◆ Excerpts from a figure dataset:

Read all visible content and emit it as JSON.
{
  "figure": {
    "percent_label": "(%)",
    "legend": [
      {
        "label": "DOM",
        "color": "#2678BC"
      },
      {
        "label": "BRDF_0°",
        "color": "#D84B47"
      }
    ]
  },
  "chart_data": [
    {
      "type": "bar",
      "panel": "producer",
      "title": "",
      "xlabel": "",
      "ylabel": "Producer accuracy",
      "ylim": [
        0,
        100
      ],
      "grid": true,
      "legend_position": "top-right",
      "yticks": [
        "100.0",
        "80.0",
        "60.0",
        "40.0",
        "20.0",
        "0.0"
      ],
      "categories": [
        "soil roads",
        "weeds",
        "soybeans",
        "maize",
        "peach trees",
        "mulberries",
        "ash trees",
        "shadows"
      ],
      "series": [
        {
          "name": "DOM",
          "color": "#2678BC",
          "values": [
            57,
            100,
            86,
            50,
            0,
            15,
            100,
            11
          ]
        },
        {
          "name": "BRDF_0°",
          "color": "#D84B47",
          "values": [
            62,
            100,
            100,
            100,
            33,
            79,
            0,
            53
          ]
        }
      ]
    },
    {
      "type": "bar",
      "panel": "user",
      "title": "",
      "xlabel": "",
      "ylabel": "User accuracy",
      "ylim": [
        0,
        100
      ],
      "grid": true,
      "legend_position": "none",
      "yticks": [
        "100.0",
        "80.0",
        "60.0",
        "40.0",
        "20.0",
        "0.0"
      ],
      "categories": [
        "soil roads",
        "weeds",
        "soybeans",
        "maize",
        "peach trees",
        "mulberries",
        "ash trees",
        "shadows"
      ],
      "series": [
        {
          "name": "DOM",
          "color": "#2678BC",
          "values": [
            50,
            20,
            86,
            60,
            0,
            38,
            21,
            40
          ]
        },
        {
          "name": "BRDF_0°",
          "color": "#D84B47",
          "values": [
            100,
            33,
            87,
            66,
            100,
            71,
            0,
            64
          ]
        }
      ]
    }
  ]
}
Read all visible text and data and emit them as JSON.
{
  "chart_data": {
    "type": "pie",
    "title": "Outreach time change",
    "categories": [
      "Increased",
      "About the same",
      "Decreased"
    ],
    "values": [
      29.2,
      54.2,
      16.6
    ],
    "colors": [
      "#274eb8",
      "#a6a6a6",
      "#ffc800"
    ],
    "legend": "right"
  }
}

◆ WHAT THE TASK ASKS:
Repeat only what runs from the line holding "Read all visible text" to the end of the data, keeping every line exactly as written, first and last included.

◆ COMPLETED EXERCISE:
Read all visible text and data and emit them as JSON.
{
  "chart_data": {
    "type": "pie",
    "title": "Outreach time change",
    "categories": [
      "Increased",
      "About the same",
      "Decreased"
    ],
    "values": [
      29.2,
      54.2,
      16.6
    ],
    "colors": [
      "#274eb8",
      "#a6a6a6",
      "#ffc800"
    ],
    "legend": "right"
  }
}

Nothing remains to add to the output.